* [THE PROBLEM]: Return the lines from the line containing "event-line (147, 47, 148, 345)" through the line containing "event-line (347, 47, 348, 345)", both included, copying them exactly.

[TASK DATA start]

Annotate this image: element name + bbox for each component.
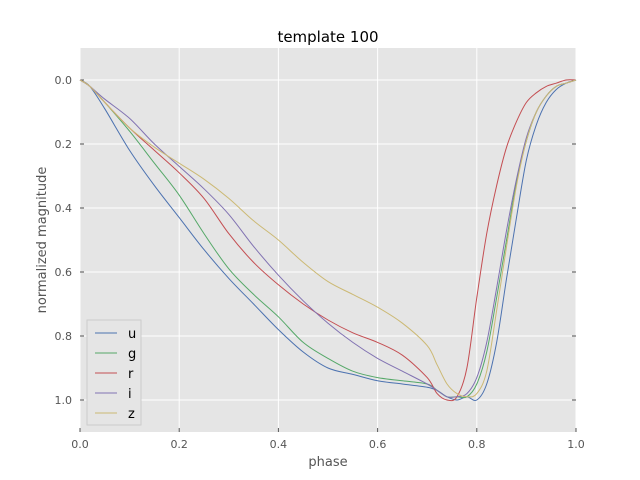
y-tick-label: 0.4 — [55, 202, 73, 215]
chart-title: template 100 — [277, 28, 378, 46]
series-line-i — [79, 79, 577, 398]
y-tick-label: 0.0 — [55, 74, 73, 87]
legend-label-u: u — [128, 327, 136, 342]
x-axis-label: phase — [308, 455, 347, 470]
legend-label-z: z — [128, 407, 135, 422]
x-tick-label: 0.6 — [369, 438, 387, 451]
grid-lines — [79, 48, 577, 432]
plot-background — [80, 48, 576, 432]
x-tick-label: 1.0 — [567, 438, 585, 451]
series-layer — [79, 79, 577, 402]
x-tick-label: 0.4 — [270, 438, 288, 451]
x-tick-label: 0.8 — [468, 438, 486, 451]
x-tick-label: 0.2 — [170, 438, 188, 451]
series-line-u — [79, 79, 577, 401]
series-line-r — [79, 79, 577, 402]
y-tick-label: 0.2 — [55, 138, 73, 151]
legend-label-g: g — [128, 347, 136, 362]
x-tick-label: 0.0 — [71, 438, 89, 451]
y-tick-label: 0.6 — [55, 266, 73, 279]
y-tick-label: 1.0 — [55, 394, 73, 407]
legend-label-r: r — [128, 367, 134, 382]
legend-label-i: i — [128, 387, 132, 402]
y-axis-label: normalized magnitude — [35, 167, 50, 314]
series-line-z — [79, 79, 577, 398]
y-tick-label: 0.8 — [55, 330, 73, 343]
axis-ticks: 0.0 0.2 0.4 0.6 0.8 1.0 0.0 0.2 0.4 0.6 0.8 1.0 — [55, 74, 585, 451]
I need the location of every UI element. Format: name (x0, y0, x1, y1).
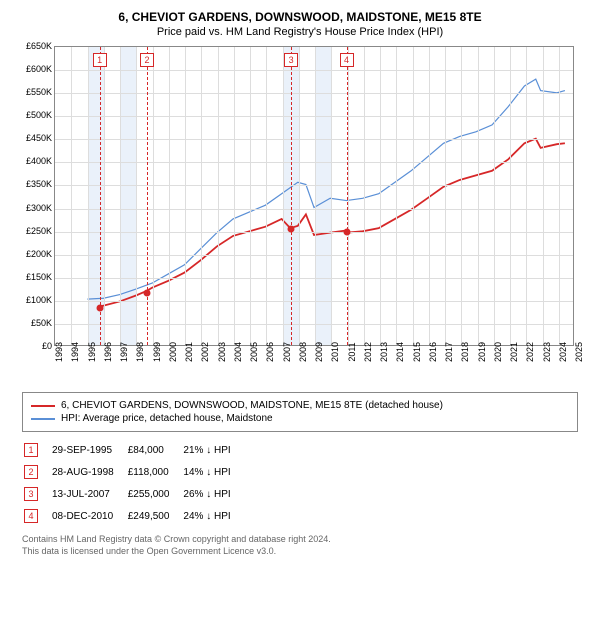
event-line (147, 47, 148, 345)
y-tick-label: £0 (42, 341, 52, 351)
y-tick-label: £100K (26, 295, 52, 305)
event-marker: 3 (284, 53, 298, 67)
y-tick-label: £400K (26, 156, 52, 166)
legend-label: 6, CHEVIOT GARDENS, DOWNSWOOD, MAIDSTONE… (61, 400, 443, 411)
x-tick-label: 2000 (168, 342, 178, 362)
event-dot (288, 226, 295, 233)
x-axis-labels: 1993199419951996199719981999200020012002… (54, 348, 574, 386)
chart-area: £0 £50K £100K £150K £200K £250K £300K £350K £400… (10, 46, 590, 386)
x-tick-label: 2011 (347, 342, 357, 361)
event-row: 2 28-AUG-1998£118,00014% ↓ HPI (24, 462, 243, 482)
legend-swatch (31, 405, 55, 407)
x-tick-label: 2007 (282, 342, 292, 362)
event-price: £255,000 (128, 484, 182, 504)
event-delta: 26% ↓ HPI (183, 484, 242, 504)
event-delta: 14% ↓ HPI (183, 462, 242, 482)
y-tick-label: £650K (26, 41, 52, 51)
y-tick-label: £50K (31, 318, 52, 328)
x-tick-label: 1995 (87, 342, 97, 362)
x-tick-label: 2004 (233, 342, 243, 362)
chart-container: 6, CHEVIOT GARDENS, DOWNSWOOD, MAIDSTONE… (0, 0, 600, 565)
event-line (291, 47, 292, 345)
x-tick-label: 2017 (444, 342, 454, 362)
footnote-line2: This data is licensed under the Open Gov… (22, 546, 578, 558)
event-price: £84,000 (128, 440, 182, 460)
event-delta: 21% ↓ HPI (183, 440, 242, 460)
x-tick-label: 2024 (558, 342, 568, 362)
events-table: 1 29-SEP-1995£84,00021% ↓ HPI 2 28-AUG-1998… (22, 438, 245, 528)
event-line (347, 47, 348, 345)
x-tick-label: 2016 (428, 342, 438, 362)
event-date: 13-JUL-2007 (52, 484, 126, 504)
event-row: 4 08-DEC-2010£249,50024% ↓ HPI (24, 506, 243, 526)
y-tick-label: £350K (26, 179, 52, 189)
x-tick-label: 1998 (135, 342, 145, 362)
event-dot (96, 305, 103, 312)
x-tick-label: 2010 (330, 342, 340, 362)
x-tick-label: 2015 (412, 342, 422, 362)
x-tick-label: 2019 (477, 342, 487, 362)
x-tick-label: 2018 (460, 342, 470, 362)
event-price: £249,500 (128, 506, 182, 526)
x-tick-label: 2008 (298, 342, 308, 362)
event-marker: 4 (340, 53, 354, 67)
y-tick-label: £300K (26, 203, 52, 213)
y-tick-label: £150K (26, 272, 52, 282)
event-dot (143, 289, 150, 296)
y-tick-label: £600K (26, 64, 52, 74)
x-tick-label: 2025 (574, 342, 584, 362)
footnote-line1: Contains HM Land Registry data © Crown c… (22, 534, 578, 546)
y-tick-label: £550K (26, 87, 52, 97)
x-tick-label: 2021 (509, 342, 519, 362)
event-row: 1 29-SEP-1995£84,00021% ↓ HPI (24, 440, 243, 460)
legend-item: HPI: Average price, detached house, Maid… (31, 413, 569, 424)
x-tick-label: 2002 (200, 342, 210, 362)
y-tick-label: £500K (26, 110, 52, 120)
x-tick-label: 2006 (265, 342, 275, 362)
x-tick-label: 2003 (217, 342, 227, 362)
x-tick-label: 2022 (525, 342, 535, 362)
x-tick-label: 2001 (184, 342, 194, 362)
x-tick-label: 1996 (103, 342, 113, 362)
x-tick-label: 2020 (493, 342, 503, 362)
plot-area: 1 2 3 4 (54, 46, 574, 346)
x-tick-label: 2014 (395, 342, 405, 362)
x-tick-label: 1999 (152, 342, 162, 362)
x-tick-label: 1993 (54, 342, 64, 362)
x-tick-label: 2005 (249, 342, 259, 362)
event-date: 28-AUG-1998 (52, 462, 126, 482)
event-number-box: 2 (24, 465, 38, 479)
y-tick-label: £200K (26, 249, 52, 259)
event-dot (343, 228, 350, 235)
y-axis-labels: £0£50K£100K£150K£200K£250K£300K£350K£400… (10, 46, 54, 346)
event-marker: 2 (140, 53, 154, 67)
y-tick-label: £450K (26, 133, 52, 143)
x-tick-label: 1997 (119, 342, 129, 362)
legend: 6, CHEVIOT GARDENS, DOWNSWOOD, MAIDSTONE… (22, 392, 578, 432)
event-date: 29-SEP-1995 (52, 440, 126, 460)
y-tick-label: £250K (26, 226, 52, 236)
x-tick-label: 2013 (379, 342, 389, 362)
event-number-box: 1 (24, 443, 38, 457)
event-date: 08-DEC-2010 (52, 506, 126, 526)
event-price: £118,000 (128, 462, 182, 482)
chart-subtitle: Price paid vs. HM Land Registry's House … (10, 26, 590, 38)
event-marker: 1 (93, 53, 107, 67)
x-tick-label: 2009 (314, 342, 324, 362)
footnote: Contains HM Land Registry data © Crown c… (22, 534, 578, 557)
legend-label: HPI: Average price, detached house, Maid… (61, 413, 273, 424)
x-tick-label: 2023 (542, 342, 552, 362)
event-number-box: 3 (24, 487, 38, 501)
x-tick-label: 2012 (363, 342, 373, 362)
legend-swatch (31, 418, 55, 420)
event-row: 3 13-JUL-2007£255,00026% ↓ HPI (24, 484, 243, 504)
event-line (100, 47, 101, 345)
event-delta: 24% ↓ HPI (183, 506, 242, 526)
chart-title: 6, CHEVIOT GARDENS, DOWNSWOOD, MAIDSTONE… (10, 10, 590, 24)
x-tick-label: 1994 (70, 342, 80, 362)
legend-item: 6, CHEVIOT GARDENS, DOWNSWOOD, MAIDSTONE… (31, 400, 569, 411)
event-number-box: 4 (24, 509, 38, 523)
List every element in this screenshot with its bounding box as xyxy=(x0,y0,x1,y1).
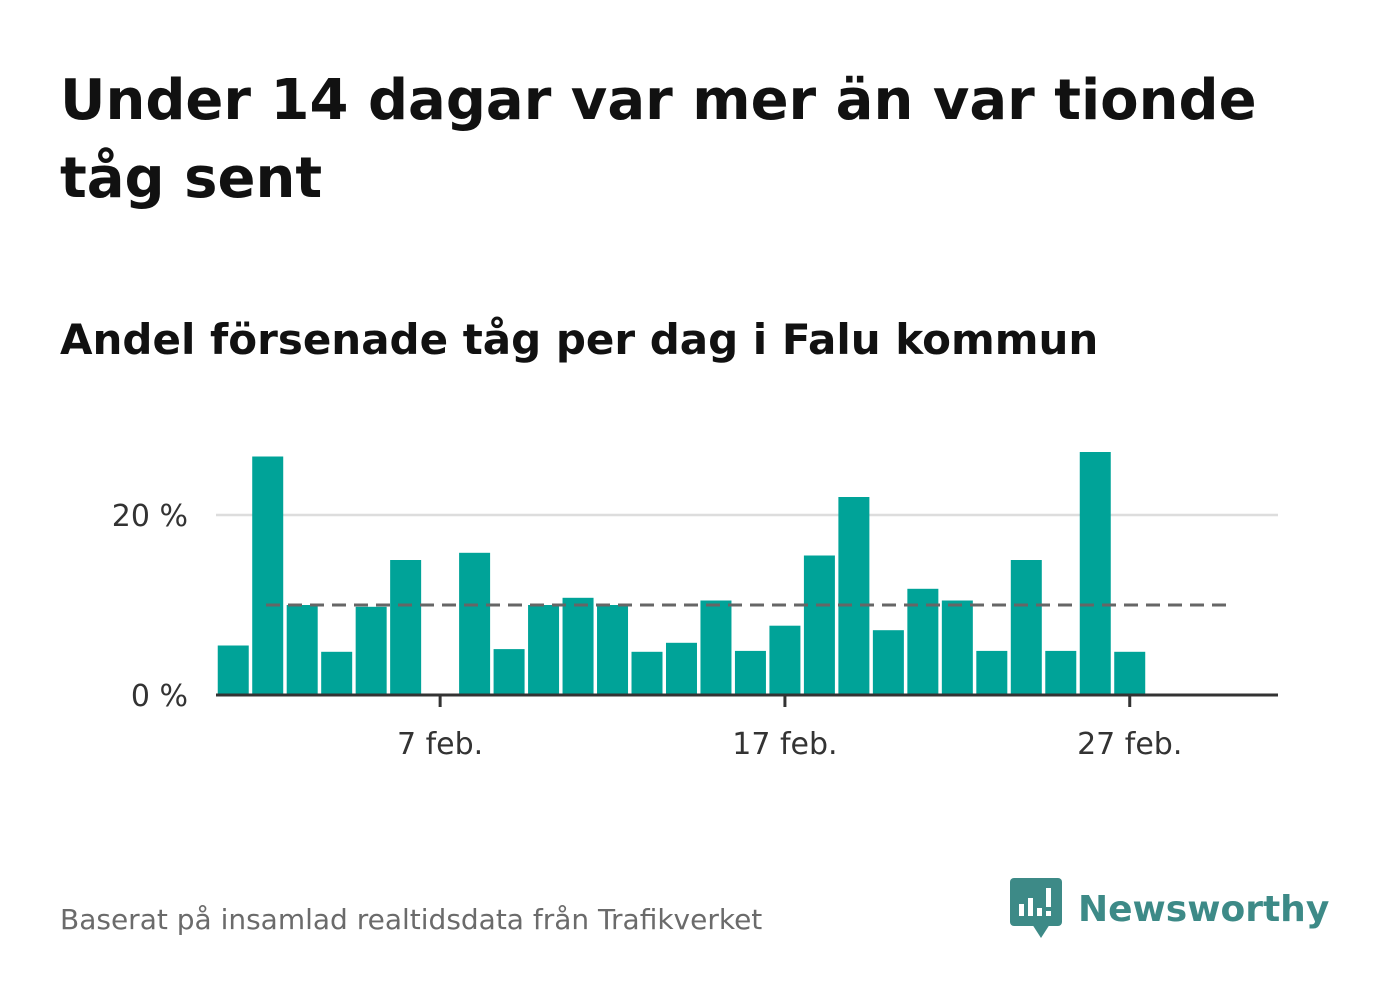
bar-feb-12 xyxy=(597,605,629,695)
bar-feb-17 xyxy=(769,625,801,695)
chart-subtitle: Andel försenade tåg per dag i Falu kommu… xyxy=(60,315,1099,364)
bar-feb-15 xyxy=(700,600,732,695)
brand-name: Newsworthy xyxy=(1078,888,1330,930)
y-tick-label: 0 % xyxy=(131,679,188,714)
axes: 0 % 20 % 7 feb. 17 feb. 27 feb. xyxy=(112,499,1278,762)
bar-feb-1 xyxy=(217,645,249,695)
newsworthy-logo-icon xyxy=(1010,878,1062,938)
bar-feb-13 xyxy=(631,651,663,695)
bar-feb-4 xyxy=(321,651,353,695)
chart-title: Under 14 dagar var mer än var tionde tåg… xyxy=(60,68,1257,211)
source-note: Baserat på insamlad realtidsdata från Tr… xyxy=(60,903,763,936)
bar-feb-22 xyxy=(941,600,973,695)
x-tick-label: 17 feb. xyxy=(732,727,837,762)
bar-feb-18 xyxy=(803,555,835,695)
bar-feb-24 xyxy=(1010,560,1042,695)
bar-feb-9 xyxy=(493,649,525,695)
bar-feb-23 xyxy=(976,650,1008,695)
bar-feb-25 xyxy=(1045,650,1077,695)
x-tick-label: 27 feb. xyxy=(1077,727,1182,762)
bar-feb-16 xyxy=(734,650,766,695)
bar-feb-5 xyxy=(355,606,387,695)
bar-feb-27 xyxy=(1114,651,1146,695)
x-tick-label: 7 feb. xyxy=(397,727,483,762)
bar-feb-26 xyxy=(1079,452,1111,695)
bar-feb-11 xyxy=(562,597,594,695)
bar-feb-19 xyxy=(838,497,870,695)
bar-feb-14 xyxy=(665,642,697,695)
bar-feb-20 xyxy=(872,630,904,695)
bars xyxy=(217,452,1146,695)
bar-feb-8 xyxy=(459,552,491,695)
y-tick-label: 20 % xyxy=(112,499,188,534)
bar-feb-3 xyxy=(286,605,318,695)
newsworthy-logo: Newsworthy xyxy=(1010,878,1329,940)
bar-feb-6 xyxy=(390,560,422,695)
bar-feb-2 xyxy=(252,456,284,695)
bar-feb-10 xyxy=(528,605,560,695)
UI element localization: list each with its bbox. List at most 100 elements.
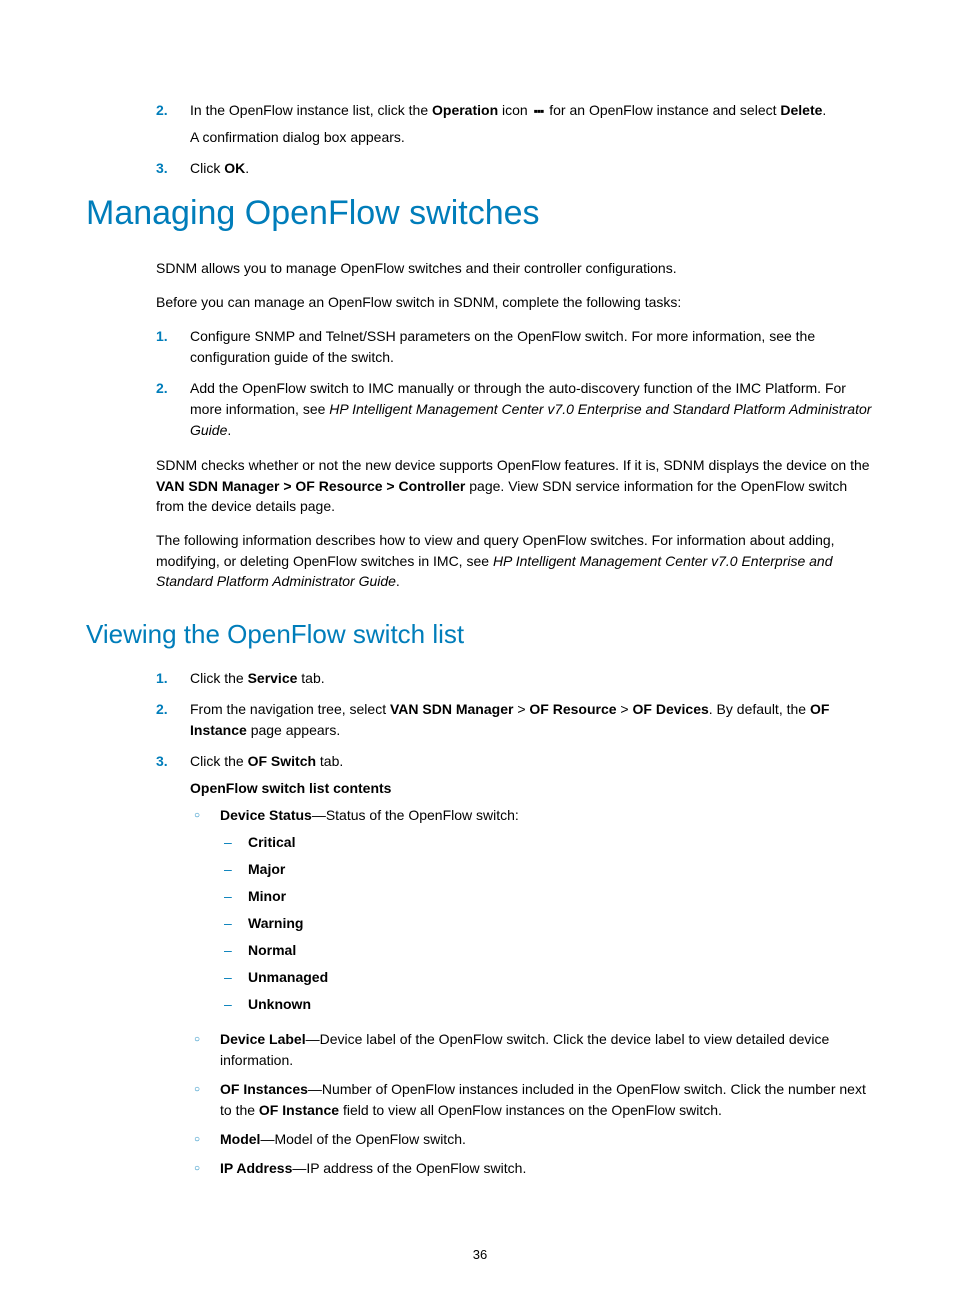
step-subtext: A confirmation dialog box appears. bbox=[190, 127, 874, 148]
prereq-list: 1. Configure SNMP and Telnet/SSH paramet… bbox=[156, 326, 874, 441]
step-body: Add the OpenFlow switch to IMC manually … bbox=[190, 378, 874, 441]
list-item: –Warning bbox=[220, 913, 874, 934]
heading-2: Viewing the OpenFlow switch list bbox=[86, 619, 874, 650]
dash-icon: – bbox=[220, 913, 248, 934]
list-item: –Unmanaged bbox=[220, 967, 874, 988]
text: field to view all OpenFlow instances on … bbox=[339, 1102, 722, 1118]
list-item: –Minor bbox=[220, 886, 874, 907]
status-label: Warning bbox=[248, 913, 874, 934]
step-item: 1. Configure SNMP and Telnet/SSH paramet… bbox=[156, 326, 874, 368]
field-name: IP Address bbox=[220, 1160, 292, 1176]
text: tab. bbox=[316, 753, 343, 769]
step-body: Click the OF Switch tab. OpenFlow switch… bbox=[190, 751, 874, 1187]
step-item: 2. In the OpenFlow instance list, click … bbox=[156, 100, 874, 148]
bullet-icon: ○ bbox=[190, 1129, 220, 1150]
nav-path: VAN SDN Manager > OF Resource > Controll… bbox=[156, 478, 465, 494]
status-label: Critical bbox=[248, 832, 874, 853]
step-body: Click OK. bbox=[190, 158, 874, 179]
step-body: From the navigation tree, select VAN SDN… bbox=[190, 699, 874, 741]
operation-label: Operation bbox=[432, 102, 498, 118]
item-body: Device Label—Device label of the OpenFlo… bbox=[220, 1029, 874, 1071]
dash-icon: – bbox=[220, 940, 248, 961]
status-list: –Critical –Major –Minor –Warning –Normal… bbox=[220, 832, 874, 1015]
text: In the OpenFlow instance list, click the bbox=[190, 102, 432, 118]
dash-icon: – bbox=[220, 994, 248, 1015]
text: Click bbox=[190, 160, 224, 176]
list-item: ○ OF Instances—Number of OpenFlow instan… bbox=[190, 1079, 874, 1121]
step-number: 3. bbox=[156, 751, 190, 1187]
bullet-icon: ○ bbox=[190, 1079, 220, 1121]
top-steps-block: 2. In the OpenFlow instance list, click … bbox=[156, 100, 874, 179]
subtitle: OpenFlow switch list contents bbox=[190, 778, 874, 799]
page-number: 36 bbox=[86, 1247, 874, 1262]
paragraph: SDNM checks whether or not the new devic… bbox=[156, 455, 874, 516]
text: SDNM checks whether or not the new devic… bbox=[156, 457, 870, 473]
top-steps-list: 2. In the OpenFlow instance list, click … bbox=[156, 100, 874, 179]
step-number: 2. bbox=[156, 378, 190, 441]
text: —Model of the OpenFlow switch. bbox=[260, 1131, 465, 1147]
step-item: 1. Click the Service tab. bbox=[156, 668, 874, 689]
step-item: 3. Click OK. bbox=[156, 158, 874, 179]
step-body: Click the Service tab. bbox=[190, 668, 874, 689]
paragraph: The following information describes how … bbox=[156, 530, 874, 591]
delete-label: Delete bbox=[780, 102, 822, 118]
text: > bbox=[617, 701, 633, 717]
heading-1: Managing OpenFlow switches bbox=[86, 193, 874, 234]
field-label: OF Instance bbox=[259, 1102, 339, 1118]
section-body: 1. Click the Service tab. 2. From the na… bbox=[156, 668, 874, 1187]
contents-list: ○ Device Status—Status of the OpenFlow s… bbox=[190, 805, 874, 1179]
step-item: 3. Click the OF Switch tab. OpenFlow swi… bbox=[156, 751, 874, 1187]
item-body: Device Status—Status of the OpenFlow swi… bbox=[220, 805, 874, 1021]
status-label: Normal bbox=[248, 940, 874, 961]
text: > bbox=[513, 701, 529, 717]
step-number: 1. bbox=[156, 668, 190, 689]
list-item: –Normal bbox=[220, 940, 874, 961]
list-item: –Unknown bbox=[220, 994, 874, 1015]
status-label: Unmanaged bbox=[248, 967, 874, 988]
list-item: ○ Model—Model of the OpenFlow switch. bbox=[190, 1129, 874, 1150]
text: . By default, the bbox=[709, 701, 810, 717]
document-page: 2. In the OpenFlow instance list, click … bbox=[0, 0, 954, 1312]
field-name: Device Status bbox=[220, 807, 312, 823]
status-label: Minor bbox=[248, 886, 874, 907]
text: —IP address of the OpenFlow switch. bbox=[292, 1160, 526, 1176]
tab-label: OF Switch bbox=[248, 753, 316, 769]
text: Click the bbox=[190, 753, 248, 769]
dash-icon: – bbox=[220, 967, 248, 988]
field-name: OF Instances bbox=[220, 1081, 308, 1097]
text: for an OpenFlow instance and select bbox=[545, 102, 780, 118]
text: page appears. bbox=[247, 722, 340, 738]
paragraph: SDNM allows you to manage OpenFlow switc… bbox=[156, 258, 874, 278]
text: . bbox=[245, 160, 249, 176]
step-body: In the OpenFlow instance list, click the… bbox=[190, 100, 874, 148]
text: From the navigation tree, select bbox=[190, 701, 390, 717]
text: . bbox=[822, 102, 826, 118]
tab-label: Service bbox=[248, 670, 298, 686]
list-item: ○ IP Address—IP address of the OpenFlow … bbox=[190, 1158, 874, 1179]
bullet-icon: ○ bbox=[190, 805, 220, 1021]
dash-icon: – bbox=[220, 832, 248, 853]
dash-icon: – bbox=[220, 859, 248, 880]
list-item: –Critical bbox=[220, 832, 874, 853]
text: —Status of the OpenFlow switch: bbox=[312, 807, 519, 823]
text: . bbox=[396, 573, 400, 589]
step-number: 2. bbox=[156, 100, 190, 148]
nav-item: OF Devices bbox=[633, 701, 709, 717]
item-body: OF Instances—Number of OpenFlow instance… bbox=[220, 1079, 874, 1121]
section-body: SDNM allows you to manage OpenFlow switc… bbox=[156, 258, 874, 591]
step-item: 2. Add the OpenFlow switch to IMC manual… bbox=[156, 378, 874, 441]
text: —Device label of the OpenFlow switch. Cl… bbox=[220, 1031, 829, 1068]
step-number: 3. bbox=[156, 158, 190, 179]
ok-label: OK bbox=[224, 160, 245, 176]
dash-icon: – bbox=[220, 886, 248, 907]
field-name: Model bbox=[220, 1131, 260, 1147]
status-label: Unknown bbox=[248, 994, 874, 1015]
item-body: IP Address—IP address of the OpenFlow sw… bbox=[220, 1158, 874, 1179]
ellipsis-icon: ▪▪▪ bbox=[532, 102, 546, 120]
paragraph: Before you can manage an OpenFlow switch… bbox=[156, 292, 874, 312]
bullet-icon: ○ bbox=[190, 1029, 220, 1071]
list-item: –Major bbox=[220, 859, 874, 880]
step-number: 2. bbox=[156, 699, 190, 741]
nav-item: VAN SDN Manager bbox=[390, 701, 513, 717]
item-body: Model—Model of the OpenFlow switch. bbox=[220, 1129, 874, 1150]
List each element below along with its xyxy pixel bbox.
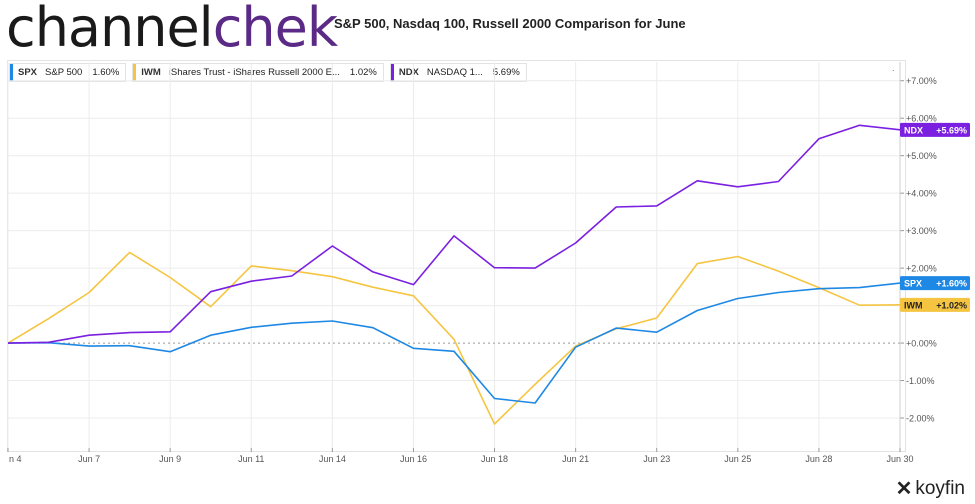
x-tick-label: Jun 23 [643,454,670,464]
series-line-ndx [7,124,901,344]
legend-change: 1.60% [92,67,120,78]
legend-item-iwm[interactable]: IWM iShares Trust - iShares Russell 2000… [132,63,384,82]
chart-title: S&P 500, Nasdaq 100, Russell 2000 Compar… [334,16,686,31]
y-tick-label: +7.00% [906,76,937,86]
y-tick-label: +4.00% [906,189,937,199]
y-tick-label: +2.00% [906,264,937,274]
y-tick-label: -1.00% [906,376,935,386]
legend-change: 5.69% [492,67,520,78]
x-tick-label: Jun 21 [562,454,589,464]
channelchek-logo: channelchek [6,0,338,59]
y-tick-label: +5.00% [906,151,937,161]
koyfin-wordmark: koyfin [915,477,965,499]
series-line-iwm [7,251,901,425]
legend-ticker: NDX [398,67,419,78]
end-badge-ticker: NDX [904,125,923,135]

[TASK DATA end]

* [TASK OUTPUT]:
event-line (147, 47, 148, 345)
y-tick-label: £0 (42, 341, 52, 351)
y-tick-label: £100K (26, 295, 52, 305)
event-marker: 3 (284, 53, 298, 67)
y-tick-label: £400K (26, 156, 52, 166)
legend-label: 6, CHEVIOT GARDENS, DOWNSWOOD, MAIDSTONE… (61, 400, 443, 411)
x-tick-label: 2000 (168, 342, 178, 362)
event-dot (288, 226, 295, 233)
x-axis-labels: 1993199419951996199719981999200020012002… (54, 348, 574, 386)
chart-area: £0 £50K £100K £150K £200K £250K £300K £350K £400… (10, 46, 590, 386)
x-tick-label: 2011 (347, 342, 357, 361)
event-row: 2 28-AUG-1998£118,00014% ↓ HPI (24, 462, 243, 482)
legend-swatch (31, 405, 55, 407)
x-tick-label: 2007 (282, 342, 292, 362)
event-price: £255,000 (128, 484, 182, 504)
event-delta: 26% ↓ HPI (183, 484, 242, 504)
event-delta: 14% ↓ HPI (183, 462, 242, 482)
y-tick-label: £650K (26, 41, 52, 51)
y-tick-label: £50K (31, 318, 52, 328)
x-tick-label: 1995 (87, 342, 97, 362)
x-tick-label: 2004 (233, 342, 243, 362)
chart-container: 6, CHEVIOT GARDENS, DOWNSWOOD, MAIDSTONE… (0, 0, 600, 565)
event-line (291, 47, 292, 345)
x-tick-label: 2017 (444, 342, 454, 362)
footnote-line2: This data is licensed under the Open Gov… (22, 546, 578, 558)
event-price: £84,000 (128, 440, 182, 460)
event-delta: 21% ↓ HPI (183, 440, 242, 460)
x-tick-label: 2024 (558, 342, 568, 362)
events-table: 1 29-SEP-1995£84,00021% ↓ HPI 2 28-AUG-1998… (22, 438, 245, 528)
event-line (347, 47, 348, 345)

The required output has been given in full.